- Problem to solve: Write out every entry exactly as it stands.

----- Listed entries -----

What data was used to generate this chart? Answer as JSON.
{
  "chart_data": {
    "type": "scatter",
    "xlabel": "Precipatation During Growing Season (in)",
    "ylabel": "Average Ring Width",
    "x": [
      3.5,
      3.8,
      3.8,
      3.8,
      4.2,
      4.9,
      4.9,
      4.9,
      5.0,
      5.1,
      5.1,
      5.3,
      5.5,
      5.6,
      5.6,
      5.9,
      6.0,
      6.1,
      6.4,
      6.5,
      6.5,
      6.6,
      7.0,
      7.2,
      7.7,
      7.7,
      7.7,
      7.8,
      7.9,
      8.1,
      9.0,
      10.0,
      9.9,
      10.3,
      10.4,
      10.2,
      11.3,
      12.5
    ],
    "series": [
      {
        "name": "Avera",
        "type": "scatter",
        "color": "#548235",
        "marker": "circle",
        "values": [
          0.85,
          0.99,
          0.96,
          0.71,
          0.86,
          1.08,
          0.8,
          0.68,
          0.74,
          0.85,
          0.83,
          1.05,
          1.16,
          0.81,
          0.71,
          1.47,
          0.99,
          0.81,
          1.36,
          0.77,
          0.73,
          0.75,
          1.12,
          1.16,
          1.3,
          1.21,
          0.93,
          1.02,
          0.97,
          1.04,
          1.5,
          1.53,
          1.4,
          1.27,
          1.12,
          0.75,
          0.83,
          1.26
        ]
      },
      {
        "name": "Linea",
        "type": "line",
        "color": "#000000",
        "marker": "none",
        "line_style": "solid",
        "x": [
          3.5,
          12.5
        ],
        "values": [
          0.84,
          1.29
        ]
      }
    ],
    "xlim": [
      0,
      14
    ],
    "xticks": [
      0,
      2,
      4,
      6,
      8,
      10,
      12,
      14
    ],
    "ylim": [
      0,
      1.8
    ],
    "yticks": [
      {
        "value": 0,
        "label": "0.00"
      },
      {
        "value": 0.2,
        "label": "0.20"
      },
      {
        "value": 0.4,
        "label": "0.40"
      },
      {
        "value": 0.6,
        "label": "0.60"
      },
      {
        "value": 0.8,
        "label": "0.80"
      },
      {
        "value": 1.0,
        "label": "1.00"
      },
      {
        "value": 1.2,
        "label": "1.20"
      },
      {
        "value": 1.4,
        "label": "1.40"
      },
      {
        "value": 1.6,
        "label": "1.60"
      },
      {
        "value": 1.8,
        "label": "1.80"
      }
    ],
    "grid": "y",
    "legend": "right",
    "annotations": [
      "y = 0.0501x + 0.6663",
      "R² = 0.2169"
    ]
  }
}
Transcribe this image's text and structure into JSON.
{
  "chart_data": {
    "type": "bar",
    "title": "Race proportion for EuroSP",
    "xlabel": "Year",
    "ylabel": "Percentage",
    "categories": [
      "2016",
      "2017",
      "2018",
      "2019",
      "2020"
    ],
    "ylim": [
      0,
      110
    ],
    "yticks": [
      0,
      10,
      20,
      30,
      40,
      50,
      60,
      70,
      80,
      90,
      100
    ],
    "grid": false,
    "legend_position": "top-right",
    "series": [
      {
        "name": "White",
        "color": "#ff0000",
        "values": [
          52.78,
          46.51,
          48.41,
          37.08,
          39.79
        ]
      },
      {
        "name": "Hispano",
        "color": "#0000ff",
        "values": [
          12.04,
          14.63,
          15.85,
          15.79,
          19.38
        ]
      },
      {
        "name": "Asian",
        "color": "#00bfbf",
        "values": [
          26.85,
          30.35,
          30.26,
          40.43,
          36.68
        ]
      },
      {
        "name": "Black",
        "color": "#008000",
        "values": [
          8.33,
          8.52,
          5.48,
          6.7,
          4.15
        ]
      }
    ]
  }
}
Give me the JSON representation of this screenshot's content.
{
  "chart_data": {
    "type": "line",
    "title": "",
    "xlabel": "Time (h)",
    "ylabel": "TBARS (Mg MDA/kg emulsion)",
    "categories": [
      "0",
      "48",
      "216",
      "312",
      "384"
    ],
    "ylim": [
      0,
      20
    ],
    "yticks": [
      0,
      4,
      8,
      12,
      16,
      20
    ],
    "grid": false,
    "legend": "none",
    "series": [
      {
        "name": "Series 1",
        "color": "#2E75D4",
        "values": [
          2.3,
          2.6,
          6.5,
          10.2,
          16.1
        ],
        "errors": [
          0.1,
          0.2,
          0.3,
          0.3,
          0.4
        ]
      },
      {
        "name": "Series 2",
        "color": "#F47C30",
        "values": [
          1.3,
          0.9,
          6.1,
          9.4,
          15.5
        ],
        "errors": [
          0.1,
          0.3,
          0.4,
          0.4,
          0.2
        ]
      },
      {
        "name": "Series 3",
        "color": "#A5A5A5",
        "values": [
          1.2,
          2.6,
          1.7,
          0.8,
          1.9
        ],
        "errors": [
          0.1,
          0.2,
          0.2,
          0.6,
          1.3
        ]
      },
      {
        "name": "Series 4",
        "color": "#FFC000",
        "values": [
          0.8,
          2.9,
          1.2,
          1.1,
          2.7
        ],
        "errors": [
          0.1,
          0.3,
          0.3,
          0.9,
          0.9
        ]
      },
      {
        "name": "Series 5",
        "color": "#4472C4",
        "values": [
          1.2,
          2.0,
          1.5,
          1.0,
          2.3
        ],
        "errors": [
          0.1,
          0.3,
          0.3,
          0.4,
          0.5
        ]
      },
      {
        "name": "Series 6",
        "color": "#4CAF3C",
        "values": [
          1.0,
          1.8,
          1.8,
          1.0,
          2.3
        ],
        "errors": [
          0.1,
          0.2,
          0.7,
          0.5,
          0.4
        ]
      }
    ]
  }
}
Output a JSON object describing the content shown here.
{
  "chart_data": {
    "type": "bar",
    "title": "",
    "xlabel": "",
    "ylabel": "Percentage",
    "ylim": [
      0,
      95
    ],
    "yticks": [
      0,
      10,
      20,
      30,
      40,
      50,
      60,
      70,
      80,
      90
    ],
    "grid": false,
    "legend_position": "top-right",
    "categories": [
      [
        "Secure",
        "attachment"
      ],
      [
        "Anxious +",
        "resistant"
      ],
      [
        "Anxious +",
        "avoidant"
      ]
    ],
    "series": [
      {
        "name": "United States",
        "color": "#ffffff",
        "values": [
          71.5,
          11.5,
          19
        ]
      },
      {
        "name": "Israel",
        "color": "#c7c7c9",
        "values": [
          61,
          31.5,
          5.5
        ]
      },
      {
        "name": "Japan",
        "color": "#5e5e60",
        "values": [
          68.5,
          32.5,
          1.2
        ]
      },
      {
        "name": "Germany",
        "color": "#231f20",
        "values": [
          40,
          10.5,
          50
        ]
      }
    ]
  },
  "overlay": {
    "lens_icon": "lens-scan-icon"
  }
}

-----

- Full answer:
What data was used to generate this chart? Answer as JSON.
{
  "chart_data": {
    "type": "scatter",
    "xlabel": "Precipatation During Growing Season (in)",
    "ylabel": "Average Ring Width",
    "x": [
      3.5,
      3.8,
      3.8,
      3.8,
      4.2,
      4.9,
      4.9,
      4.9,
      5.0,
      5.1,
      5.1,
      5.3,
      5.5,
      5.6,
      5.6,
      5.9,
      6.0,
      6.1,
      6.4,
      6.5,
      6.5,
      6.6,
      7.0,
      7.2,
      7.7,
      7.7,
      7.7,
      7.8,
      7.9,
      8.1,
      9.0,
      10.0,
      9.9,
      10.3,
      10.4,
      10.2,
      11.3,
      12.5
    ],
    "series": [
      {
        "name": "Avera",
        "type": "scatter",
        "color": "#548235",
        "marker": "circle",
        "values": [
          0.85,
          0.99,
          0.96,
          0.71,
          0.86,
          1.08,
          0.8,
          0.68,
          0.74,
          0.85,
          0.83,
          1.05,
          1.16,
          0.81,
          0.71,
          1.47,
          0.99,
          0.81,
          1.36,
          0.77,
          0.73,
          0.75,
          1.12,
          1.16,
          1.3,
          1.21,
          0.93,
          1.02,
          0.97,
          1.04,
          1.5,
          1.53,
          1.4,
          1.27,
          1.12,
          0.75,
          0.83,
          1.26
        ]
      },
      {
        "name": "Linea",
        "type": "line",
        "color": "#000000",
        "marker": "none",
        "line_style": "solid",
        "x": [
          3.5,
          12.5
        ],
        "values": [
          0.84,
          1.29
        ]
      }
    ],
    "xlim": [
      0,
      14
    ],
    "xticks": [
      0,
      2,
      4,
      6,
      8,
      10,
      12,
      14
    ],
    "ylim": [
      0,
      1.8
    ],
    "yticks": [
      {
        "value": 0,
        "label": "0.00"
      },
      {
        "value": 0.2,
        "label": "0.20"
      },
      {
        "value": 0.4,
        "label": "0.40"
      },
      {
        "value": 0.6,
        "label": "0.60"
      },
      {
        "value": 0.8,
        "label": "0.80"
      },
      {
        "value": 1.0,
        "label": "1.00"
      },
      {
        "value": 1.2,
        "label": "1.20"
      },
      {
        "value": 1.4,
        "label": "1.40"
      },
      {
        "value": 1.6,
        "label": "1.60"
      },
      {
        "value": 1.8,
        "label": "1.80"
      }
    ],
    "grid": "y",
    "legend": "right",
    "annotations": [
      "y = 0.0501x + 0.6663",
      "R² = 0.2169"
    ]
  }
}
Transcribe this image's text and structure into JSON.
{
  "chart_data": {
    "type": "bar",
    "title": "Race proportion for EuroSP",
    "xlabel": "Year",
    "ylabel": "Percentage",
    "categories": [
      "2016",
      "2017",
      "2018",
      "2019",
      "2020"
    ],
    "ylim": [
      0,
      110
    ],
    "yticks": [
      0,
      10,
      20,
      30,
      40,
      50,
      60,
      70,
      80,
      90,
      100
    ],
    "grid": false,
    "legend_position": "top-right",
    "series": [
      {
        "name": "White",
        "color": "#ff0000",
        "values": [
          52.78,
          46.51,
          48.41,
          37.08,
          39.79
        ]
      },
      {
        "name": "Hispano",
        "color": "#0000ff",
        "values": [
          12.04,
          14.63,
          15.85,
          15.79,
          19.38
        ]
      },
      {
        "name": "Asian",
        "color": "#00bfbf",
        "values": [
          26.85,
          30.35,
          30.26,
          40.43,
          36.68
        ]
      },
      {
        "name": "Black",
        "color": "#008000",
        "values": [
          8.33,
          8.52,
          5.48,
          6.7,
          4.15
        ]
      }
    ]
  }
}
Give me the JSON representation of this screenshot's content.
{
  "chart_data": {
    "type": "line",
    "title": "",
    "xlabel": "Time (h)",
    "ylabel": "TBARS (Mg MDA/kg emulsion)",
    "categories": [
      "0",
      "48",
      "216",
      "312",
      "384"
    ],
    "ylim": [
      0,
      20
    ],
    "yticks": [
      0,
      4,
      8,
      12,
      16,
      20
    ],
    "grid": false,
    "legend": "none",
    "series": [
      {
        "name": "Series 1",
        "color": "#2E75D4",
        "values": [
          2.3,
          2.6,
          6.5,
          10.2,
          16.1
        ],
        "errors": [
          0.1,
          0.2,
          0.3,
          0.3,
          0.4
        ]
      },
      {
        "name": "Series 2",
        "color": "#F47C30",
        "values": [
          1.3,
          0.9,
          6.1,
          9.4,
          15.5
        ],
        "errors": [
          0.1,
          0.3,
          0.4,
          0.4,
          0.2
        ]
      },
      {
        "name": "Series 3",
        "color": "#A5A5A5",
        "values": [
          1.2,
          2.6,
          1.7,
          0.8,
          1.9
        ],
        "errors": [
          0.1,
          0.2,
          0.2,
          0.6,
          1.3
        ]
      },
      {
        "name": "Series 4",
        "color": "#FFC000",
        "values": [
          0.8,
          2.9,
          1.2,
          1.1,
          2.7
        ],
        "errors": [
          0.1,
          0.3,
          0.3,
          0.9,
          0.9
        ]
      },
      {
        "name": "Series 5",
        "color": "#4472C4",
        "values": [
          1.2,
          2.0,
          1.5,
          1.0,
          2.3
        ],
        "errors": [
          0.1,
          0.3,
          0.3,
          0.4,
          0.5
        ]
      },
      {
        "name": "Series 6",
        "color": "#4CAF3C",
        "values": [
          1.0,
          1.8,
          1.8,
          1.0,
          2.3
        ],
        "errors": [
          0.1,
          0.2,
          0.7,
          0.5,
          0.4
        ]
      }
    ]
  }
}
Output a JSON object describing the content shown here.
{
  "chart_data": {
    "type": "bar",
    "title": "",
    "xlabel": "",
    "ylabel": "Percentage",
    "ylim": [
      0,
      95
    ],
    "yticks": [
      0,
      10,
      20,
      30,
      40,
      50,
      60,
      70,
      80,
      90
    ],
    "grid": false,
    "legend_position": "top-right",
    "categories": [
      [
        "Secure",
        "attachment"
      ],
      [
        "Anxious +",
        "resistant"
      ],
      [
        "Anxious +",
        "avoidant"
      ]
    ],
    "series": [
      {
        "name": "United States",
        "color": "#ffffff",
        "values": [
          71.5,
          11.5,
          19
        ]
      },
      {
        "name": "Israel",
        "color": "#c7c7c9",
        "values": [
          61,
          31.5,
          5.5
        ]
      },
      {
        "name": "Japan",
        "color": "#5e5e60",
        "values": [
          68.5,
          32.5,
          1.2
        ]
      },
      {
        "name": "Germany",
        "color": "#231f20",
        "values": [
          40,
          10.5,
          50
        ]
      }
    ]
  },
  "overlay": {
    "lens_icon": "lens-scan-icon"
  }
}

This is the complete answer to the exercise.